Task:
Lines containing the word "Yukarıda" need to be counted. Please reply with how many there are, and nothing else.

Records excerpted from a collection
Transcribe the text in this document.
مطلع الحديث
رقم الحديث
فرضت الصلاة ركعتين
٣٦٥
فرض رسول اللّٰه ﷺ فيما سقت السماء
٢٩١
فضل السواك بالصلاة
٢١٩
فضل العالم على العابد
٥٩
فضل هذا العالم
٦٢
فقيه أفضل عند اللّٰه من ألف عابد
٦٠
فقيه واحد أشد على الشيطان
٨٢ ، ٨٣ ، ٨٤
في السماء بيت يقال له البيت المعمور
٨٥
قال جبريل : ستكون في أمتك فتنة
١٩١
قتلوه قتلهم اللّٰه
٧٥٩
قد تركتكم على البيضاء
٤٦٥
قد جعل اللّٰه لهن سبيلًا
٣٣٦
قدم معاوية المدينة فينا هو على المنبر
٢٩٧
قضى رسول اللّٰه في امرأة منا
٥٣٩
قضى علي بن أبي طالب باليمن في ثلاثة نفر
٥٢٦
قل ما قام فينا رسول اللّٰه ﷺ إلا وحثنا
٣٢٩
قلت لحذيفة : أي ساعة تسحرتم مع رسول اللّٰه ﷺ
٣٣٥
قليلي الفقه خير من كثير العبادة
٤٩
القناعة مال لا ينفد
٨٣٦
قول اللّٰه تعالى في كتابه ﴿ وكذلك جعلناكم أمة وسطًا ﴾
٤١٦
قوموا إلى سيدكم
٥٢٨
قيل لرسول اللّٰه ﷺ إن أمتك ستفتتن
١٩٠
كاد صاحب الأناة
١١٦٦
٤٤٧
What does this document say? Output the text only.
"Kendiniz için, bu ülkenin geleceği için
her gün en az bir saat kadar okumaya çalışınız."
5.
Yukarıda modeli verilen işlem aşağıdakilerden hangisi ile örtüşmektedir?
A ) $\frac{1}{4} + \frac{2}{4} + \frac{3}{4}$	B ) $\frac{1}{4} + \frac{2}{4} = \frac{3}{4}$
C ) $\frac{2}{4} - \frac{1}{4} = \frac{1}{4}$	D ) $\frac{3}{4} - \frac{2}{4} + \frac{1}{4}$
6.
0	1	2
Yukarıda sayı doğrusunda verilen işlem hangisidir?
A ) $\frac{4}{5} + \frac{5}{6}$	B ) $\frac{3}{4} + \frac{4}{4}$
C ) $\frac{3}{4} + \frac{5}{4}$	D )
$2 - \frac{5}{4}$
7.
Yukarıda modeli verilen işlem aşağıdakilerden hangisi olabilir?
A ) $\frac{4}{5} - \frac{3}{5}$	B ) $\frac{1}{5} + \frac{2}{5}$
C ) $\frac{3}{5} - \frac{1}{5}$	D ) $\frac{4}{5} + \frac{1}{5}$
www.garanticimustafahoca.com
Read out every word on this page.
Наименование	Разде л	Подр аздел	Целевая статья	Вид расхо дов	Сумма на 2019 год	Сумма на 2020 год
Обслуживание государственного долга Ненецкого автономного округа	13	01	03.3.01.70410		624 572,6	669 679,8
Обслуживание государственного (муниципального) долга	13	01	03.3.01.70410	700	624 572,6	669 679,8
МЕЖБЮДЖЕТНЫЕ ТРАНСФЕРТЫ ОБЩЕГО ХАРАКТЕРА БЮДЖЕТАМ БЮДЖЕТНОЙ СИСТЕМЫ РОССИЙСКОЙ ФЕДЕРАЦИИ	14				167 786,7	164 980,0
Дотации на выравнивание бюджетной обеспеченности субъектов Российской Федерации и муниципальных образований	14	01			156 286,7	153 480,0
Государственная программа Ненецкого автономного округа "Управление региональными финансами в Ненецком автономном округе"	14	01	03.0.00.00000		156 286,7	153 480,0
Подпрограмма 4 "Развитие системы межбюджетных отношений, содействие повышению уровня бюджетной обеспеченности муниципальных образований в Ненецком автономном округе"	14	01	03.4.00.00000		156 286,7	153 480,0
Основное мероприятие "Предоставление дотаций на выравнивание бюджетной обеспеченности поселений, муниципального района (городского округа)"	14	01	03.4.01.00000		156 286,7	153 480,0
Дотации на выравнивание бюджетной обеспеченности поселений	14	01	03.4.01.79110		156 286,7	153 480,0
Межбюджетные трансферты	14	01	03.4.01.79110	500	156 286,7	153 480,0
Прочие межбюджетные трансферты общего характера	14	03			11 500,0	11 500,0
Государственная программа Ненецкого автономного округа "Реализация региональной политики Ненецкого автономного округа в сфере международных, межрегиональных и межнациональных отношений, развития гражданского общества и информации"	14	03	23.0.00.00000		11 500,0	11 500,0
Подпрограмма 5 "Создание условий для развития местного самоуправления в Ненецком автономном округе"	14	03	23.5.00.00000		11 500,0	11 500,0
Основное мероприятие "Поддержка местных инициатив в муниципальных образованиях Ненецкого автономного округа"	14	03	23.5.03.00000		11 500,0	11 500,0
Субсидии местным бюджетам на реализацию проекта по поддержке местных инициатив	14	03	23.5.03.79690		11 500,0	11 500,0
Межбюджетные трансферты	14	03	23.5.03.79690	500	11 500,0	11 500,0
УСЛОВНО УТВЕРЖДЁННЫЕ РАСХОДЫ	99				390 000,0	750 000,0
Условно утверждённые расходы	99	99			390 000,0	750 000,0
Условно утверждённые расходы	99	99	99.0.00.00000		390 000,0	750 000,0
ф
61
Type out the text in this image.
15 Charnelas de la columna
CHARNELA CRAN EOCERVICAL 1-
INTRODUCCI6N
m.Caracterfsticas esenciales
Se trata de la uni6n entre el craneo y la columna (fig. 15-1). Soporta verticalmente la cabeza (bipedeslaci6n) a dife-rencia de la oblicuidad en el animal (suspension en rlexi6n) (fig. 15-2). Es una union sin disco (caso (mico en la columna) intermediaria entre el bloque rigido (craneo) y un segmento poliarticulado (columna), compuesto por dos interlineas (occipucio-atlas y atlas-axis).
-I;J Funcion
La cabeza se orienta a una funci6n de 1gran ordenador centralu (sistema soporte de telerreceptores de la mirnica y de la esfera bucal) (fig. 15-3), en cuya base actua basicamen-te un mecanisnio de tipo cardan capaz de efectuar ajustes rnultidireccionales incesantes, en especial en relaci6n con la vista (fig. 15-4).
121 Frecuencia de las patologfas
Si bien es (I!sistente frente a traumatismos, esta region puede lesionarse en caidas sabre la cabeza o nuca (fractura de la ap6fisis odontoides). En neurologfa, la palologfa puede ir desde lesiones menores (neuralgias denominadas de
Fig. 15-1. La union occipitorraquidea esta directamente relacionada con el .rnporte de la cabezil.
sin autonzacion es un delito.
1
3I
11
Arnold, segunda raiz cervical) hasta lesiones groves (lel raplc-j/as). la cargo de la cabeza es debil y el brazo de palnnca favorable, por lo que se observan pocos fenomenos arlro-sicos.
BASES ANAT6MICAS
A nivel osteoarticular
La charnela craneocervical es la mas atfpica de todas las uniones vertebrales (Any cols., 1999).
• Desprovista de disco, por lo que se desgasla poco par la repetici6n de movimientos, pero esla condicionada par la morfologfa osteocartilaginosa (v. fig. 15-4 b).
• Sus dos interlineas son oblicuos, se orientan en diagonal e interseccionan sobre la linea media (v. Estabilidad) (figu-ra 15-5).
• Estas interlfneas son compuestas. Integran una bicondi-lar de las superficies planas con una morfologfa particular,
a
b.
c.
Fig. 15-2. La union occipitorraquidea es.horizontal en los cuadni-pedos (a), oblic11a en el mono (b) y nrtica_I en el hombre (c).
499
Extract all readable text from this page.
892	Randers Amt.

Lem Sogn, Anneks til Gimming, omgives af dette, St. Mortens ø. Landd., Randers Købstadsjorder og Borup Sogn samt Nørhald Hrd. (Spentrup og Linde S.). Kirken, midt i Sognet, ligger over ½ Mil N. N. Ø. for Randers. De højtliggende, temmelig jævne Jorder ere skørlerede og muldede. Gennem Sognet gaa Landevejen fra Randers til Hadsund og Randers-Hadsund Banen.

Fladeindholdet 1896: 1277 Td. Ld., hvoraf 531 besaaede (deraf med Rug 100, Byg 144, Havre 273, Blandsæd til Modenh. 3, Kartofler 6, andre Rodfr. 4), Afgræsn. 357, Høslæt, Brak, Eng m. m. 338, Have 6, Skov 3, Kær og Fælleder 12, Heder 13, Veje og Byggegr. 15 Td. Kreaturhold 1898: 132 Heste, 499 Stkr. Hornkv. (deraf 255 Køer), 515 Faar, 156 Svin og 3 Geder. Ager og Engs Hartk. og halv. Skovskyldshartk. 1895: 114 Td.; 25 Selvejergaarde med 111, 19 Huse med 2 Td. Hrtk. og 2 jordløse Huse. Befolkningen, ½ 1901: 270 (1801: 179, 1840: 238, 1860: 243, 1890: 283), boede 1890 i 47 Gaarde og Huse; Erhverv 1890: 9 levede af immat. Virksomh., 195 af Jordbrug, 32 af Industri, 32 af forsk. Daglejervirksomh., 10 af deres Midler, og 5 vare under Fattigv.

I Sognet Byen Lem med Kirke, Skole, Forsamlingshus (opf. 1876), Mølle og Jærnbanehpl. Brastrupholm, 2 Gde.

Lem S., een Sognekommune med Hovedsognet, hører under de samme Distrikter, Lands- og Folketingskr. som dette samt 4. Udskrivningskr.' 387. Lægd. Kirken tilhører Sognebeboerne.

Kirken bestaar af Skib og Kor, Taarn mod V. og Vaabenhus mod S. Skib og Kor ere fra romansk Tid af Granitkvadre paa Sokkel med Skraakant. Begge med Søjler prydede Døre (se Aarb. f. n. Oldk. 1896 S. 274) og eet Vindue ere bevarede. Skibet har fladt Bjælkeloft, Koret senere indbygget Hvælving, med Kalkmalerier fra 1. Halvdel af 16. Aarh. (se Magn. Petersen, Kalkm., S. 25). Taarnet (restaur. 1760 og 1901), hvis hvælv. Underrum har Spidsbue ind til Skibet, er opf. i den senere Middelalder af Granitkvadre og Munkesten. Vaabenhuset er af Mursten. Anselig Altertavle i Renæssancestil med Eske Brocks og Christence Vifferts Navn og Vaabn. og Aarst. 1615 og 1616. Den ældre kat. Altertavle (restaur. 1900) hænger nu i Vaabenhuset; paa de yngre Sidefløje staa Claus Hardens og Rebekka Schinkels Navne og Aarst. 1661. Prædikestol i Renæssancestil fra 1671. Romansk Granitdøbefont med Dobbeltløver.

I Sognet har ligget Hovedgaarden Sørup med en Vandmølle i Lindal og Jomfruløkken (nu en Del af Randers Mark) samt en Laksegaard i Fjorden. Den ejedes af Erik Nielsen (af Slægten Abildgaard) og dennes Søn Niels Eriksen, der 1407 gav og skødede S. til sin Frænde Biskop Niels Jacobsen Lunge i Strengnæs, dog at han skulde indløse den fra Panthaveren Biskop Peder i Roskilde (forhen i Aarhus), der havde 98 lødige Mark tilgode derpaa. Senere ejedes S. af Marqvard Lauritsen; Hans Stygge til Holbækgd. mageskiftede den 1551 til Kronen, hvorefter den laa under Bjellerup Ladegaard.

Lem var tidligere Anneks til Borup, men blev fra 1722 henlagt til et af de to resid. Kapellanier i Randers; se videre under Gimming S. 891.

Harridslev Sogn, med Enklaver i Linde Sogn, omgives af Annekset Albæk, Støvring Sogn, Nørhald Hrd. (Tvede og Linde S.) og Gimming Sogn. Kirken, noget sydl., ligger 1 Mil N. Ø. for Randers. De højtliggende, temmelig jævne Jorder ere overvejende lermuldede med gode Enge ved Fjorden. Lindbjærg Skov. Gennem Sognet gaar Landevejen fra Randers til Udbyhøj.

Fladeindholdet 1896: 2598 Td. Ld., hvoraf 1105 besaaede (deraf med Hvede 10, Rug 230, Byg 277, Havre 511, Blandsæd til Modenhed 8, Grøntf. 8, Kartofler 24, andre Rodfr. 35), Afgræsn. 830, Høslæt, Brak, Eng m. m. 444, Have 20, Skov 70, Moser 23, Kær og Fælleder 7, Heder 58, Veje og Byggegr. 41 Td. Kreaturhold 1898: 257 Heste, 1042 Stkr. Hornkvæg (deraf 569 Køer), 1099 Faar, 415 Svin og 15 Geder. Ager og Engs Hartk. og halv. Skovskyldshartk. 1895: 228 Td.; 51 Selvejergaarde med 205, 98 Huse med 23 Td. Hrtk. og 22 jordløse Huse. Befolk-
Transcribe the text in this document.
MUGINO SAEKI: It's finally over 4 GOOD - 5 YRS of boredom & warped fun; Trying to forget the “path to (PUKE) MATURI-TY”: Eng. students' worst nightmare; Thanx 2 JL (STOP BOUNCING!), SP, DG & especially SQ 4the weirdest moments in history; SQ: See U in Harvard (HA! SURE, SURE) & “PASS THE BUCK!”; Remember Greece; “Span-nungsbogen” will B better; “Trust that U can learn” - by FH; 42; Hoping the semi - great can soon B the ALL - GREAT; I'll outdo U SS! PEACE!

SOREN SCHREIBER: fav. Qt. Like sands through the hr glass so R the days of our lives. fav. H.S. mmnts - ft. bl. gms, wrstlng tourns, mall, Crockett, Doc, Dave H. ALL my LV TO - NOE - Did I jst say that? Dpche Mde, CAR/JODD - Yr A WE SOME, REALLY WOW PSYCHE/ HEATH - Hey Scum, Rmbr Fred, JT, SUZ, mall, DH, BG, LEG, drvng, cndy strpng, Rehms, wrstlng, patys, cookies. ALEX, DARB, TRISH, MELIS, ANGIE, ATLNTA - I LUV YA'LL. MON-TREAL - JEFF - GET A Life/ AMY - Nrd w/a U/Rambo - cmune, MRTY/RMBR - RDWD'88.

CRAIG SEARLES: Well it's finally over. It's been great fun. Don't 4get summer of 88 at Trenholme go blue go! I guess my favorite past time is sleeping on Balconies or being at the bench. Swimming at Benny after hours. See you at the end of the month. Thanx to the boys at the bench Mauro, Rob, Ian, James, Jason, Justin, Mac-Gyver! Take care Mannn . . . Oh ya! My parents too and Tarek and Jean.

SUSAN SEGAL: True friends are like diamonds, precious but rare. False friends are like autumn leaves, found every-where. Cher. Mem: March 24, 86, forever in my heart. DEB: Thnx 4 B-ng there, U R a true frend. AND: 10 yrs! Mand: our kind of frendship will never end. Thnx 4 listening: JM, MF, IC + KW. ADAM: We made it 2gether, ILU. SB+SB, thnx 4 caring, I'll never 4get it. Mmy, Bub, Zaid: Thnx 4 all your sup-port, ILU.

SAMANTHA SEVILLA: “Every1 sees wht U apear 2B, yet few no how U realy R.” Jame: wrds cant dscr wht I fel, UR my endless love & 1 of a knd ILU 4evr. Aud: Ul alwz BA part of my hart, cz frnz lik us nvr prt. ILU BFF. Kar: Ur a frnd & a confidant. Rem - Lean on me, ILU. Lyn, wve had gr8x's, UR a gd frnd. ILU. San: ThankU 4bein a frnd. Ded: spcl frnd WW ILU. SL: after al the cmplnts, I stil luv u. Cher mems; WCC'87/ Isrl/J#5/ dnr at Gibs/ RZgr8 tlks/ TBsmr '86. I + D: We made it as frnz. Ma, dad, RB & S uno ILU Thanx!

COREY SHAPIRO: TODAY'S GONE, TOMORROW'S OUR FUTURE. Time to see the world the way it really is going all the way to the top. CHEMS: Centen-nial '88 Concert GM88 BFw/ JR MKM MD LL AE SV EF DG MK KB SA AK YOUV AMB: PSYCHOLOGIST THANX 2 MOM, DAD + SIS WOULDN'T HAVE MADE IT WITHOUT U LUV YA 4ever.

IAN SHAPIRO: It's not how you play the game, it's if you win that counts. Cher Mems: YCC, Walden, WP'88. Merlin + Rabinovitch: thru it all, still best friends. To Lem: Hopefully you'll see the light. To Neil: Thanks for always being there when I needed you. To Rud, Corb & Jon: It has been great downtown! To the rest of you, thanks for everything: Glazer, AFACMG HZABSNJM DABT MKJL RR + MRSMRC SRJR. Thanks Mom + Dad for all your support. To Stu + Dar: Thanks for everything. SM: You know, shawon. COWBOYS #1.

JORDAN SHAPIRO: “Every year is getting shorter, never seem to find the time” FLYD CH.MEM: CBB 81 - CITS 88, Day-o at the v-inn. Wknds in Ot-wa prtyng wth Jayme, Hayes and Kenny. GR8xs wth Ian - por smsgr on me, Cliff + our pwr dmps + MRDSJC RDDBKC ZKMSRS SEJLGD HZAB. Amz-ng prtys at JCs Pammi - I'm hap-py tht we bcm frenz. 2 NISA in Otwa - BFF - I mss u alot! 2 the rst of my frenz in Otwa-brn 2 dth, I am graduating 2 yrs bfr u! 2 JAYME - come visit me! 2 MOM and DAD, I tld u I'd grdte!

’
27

The completed task:
3